Extracted records:
****
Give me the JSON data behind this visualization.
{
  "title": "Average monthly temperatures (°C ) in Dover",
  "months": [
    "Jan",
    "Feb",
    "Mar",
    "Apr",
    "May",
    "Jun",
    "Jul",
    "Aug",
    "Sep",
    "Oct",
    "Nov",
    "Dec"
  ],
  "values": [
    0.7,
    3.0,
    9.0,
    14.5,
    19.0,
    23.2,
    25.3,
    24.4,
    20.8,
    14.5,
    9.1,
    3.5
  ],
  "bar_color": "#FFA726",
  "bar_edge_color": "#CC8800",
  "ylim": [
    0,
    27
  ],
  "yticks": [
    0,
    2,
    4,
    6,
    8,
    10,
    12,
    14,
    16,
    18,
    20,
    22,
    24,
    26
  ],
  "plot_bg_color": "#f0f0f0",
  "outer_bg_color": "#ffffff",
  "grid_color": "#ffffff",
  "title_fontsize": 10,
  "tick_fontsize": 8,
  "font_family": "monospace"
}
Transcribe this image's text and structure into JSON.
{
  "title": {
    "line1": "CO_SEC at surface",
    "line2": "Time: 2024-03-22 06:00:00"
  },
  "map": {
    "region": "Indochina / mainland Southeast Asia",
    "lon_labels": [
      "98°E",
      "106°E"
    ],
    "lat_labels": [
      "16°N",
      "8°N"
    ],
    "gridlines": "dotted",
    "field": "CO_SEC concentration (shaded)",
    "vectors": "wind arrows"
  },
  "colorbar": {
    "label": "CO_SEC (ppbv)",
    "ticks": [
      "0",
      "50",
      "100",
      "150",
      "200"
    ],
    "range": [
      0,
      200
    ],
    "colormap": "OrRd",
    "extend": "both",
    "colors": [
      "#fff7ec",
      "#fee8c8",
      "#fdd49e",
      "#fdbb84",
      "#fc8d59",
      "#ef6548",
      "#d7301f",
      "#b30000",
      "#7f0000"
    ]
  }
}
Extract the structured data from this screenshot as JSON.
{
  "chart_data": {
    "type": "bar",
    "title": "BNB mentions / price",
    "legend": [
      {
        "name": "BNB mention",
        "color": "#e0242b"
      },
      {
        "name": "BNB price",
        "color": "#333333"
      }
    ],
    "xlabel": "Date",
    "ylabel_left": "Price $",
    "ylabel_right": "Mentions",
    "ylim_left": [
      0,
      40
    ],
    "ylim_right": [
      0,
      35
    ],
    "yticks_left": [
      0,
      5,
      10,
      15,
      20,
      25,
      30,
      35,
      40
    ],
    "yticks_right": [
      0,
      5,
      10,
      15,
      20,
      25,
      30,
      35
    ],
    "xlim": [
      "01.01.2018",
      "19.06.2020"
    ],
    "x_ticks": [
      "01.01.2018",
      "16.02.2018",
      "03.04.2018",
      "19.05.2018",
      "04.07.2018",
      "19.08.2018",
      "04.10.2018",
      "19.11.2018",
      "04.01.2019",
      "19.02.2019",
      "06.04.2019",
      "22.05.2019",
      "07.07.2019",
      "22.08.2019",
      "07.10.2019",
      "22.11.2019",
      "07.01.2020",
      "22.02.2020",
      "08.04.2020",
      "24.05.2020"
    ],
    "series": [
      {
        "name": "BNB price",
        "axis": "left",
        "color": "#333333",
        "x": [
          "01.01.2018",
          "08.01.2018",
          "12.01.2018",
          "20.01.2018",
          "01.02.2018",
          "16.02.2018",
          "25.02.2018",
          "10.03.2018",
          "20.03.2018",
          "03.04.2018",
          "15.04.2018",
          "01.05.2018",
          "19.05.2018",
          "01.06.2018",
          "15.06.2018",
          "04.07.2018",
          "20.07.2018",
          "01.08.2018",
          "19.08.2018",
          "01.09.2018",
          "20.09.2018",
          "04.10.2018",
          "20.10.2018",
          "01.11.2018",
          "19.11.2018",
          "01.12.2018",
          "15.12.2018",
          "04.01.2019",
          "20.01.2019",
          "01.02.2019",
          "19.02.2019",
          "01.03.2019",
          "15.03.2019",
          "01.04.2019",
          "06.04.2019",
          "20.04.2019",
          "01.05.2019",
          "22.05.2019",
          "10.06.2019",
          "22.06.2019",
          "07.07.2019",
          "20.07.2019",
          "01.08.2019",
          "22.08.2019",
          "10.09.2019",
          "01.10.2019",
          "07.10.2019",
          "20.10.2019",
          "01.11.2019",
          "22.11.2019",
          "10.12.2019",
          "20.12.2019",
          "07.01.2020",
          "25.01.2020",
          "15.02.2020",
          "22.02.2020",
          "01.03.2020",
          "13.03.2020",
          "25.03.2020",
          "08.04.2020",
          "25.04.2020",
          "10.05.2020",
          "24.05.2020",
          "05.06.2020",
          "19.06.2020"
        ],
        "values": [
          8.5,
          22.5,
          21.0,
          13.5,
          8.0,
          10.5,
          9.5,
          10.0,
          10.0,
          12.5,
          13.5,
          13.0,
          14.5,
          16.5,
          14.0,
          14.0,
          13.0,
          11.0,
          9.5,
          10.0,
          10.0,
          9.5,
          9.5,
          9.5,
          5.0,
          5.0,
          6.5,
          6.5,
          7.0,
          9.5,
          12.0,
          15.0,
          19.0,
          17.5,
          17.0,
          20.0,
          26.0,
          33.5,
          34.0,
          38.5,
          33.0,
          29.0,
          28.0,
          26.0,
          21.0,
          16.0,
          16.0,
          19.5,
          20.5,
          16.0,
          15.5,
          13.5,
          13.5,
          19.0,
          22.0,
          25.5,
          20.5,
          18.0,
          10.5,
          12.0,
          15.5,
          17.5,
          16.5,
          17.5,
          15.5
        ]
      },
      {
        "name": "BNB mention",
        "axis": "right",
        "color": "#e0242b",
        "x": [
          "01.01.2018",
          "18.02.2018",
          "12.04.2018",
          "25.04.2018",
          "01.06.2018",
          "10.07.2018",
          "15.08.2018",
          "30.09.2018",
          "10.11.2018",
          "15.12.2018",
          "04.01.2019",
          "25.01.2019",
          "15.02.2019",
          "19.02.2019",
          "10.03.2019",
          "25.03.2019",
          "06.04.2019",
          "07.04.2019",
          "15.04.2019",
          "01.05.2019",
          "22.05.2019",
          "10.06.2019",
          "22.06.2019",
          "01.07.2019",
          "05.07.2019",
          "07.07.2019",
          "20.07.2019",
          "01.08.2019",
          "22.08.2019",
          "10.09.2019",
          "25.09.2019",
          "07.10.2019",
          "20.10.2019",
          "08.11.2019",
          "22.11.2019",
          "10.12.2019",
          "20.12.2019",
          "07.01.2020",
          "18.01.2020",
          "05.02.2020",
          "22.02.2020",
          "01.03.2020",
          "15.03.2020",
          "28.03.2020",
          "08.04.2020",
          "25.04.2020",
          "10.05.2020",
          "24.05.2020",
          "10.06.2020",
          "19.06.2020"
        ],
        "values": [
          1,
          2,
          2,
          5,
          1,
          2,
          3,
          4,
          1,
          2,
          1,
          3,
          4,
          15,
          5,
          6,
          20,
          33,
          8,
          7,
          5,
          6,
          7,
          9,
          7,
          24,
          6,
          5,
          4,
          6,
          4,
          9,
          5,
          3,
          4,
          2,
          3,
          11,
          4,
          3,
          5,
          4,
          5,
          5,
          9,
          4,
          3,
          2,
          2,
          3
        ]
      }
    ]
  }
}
****
# GOAL:
Copy the material above back out, exactly as written.

# WORKED ANSWER:
Give me the JSON data behind this visualization.
{
  "title": "Average monthly temperatures (°C ) in Dover",
  "months": [
    "Jan",
    "Feb",
    "Mar",
    "Apr",
    "May",
    "Jun",
    "Jul",
    "Aug",
    "Sep",
    "Oct",
    "Nov",
    "Dec"
  ],
  "values": [
    0.7,
    3.0,
    9.0,
    14.5,
    19.0,
    23.2,
    25.3,
    24.4,
    20.8,
    14.5,
    9.1,
    3.5
  ],
  "bar_color": "#FFA726",
  "bar_edge_color": "#CC8800",
  "ylim": [
    0,
    27
  ],
  "yticks": [
    0,
    2,
    4,
    6,
    8,
    10,
    12,
    14,
    16,
    18,
    20,
    22,
    24,
    26
  ],
  "plot_bg_color": "#f0f0f0",
  "outer_bg_color": "#ffffff",
  "grid_color": "#ffffff",
  "title_fontsize": 10,
  "tick_fontsize": 8,
  "font_family": "monospace"
}
Transcribe this image's text and structure into JSON.
{
  "title": {
    "line1": "CO_SEC at surface",
    "line2": "Time: 2024-03-22 06:00:00"
  },
  "map": {
    "region": "Indochina / mainland Southeast Asia",
    "lon_labels": [
      "98°E",
      "106°E"
    ],
    "lat_labels": [
      "16°N",
      "8°N"
    ],
    "gridlines": "dotted",
    "field": "CO_SEC concentration (shaded)",
    "vectors": "wind arrows"
  },
  "colorbar": {
    "label": "CO_SEC (ppbv)",
    "ticks": [
      "0",
      "50",
      "100",
      "150",
      "200"
    ],
    "range": [
      0,
      200
    ],
    "colormap": "OrRd",
    "extend": "both",
    "colors": [
      "#fff7ec",
      "#fee8c8",
      "#fdd49e",
      "#fdbb84",
      "#fc8d59",
      "#ef6548",
      "#d7301f",
      "#b30000",
      "#7f0000"
    ]
  }
}
Extract the structured data from this screenshot as JSON.
{
  "chart_data": {
    "type": "bar",
    "title": "BNB mentions / price",
    "legend": [
      {
        "name": "BNB mention",
        "color": "#e0242b"
      },
      {
        "name": "BNB price",
        "color": "#333333"
      }
    ],
    "xlabel": "Date",
    "ylabel_left": "Price $",
    "ylabel_right": "Mentions",
    "ylim_left": [
      0,
      40
    ],
    "ylim_right": [
      0,
      35
    ],
    "yticks_left": [
      0,
      5,
      10,
      15,
      20,
      25,
      30,
      35,
      40
    ],
    "yticks_right": [
      0,
      5,
      10,
      15,
      20,
      25,
      30,
      35
    ],
    "xlim": [
      "01.01.2018",
      "19.06.2020"
    ],
    "x_ticks": [
      "01.01.2018",
      "16.02.2018",
      "03.04.2018",
      "19.05.2018",
      "04.07.2018",
      "19.08.2018",
      "04.10.2018",
      "19.11.2018",
      "04.01.2019",
      "19.02.2019",
      "06.04.2019",
      "22.05.2019",
      "07.07.2019",
      "22.08.2019",
      "07.10.2019",
      "22.11.2019",
      "07.01.2020",
      "22.02.2020",
      "08.04.2020",
      "24.05.2020"
    ],
    "series": [
      {
        "name": "BNB price",
        "axis": "left",
        "color": "#333333",
        "x": [
          "01.01.2018",
          "08.01.2018",
          "12.01.2018",
          "20.01.2018",
          "01.02.2018",
          "16.02.2018",
          "25.02.2018",
          "10.03.2018",
          "20.03.2018",
          "03.04.2018",
          "15.04.2018",
          "01.05.2018",
          "19.05.2018",
          "01.06.2018",
          "15.06.2018",
          "04.07.2018",
          "20.07.2018",
          "01.08.2018",
          "19.08.2018",
          "01.09.2018",
          "20.09.2018",
          "04.10.2018",
          "20.10.2018",
          "01.11.2018",
          "19.11.2018",
          "01.12.2018",
          "15.12.2018",
          "04.01.2019",
          "20.01.2019",
          "01.02.2019",
          "19.02.2019",
          "01.03.2019",
          "15.03.2019",
          "01.04.2019",
          "06.04.2019",
          "20.04.2019",
          "01.05.2019",
          "22.05.2019",
          "10.06.2019",
          "22.06.2019",
          "07.07.2019",
          "20.07.2019",
          "01.08.2019",
          "22.08.2019",
          "10.09.2019",
          "01.10.2019",
          "07.10.2019",
          "20.10.2019",
          "01.11.2019",
          "22.11.2019",
          "10.12.2019",
          "20.12.2019",
          "07.01.2020",
          "25.01.2020",
          "15.02.2020",
          "22.02.2020",
          "01.03.2020",
          "13.03.2020",
          "25.03.2020",
          "08.04.2020",
          "25.04.2020",
          "10.05.2020",
          "24.05.2020",
          "05.06.2020",
          "19.06.2020"
        ],
        "values": [
          8.5,
          22.5,
          21.0,
          13.5,
          8.0,
          10.5,
          9.5,
          10.0,
          10.0,
          12.5,
          13.5,
          13.0,
          14.5,
          16.5,
          14.0,
          14.0,
          13.0,
          11.0,
          9.5,
          10.0,
          10.0,
          9.5,
          9.5,
          9.5,
          5.0,
          5.0,
          6.5,
          6.5,
          7.0,
          9.5,
          12.0,
          15.0,
          19.0,
          17.5,
          17.0,
          20.0,
          26.0,
          33.5,
          34.0,
          38.5,
          33.0,
          29.0,
          28.0,
          26.0,
          21.0,
          16.0,
          16.0,
          19.5,
          20.5,
          16.0,
          15.5,
          13.5,
          13.5,
          19.0,
          22.0,
          25.5,
          20.5,
          18.0,
          10.5,
          12.0,
          15.5,
          17.5,
          16.5,
          17.5,
          15.5
        ]
      },
      {
        "name": "BNB mention",
        "axis": "right",
        "color": "#e0242b",
        "x": [
          "01.01.2018",
          "18.02.2018",
          "12.04.2018",
          "25.04.2018",
          "01.06.2018",
          "10.07.2018",
          "15.08.2018",
          "30.09.2018",
          "10.11.2018",
          "15.12.2018",
          "04.01.2019",
          "25.01.2019",
          "15.02.2019",
          "19.02.2019",
          "10.03.2019",
          "25.03.2019",
          "06.04.2019",
          "07.04.2019",
          "15.04.2019",
          "01.05.2019",
          "22.05.2019",
          "10.06.2019",
          "22.06.2019",
          "01.07.2019",
          "05.07.2019",
          "07.07.2019",
          "20.07.2019",
          "01.08.2019",
          "22.08.2019",
          "10.09.2019",
          "25.09.2019",
          "07.10.2019",
          "20.10.2019",
          "08.11.2019",
          "22.11.2019",
          "10.12.2019",
          "20.12.2019",
          "07.01.2020",
          "18.01.2020",
          "05.02.2020",
          "22.02.2020",
          "01.03.2020",
          "15.03.2020",
          "28.03.2020",
          "08.04.2020",
          "25.04.2020",
          "10.05.2020",
          "24.05.2020",
          "10.06.2020",
          "19.06.2020"
        ],
        "values": [
          1,
          2,
          2,
          5,
          1,
          2,
          3,
          4,
          1,
          2,
          1,
          3,
          4,
          15,
          5,
          6,
          20,
          33,
          8,
          7,
          5,
          6,
          7,
          9,
          7,
          24,
          6,
          5,
          4,
          6,
          4,
          9,
          5,
          3,
          4,
          2,
          3,
          11,
          4,
          3,
          5,
          4,
          5,
          5,
          9,
          4,
          3,
          2,
          2,
          3
        ]
      }
    ]
  }
}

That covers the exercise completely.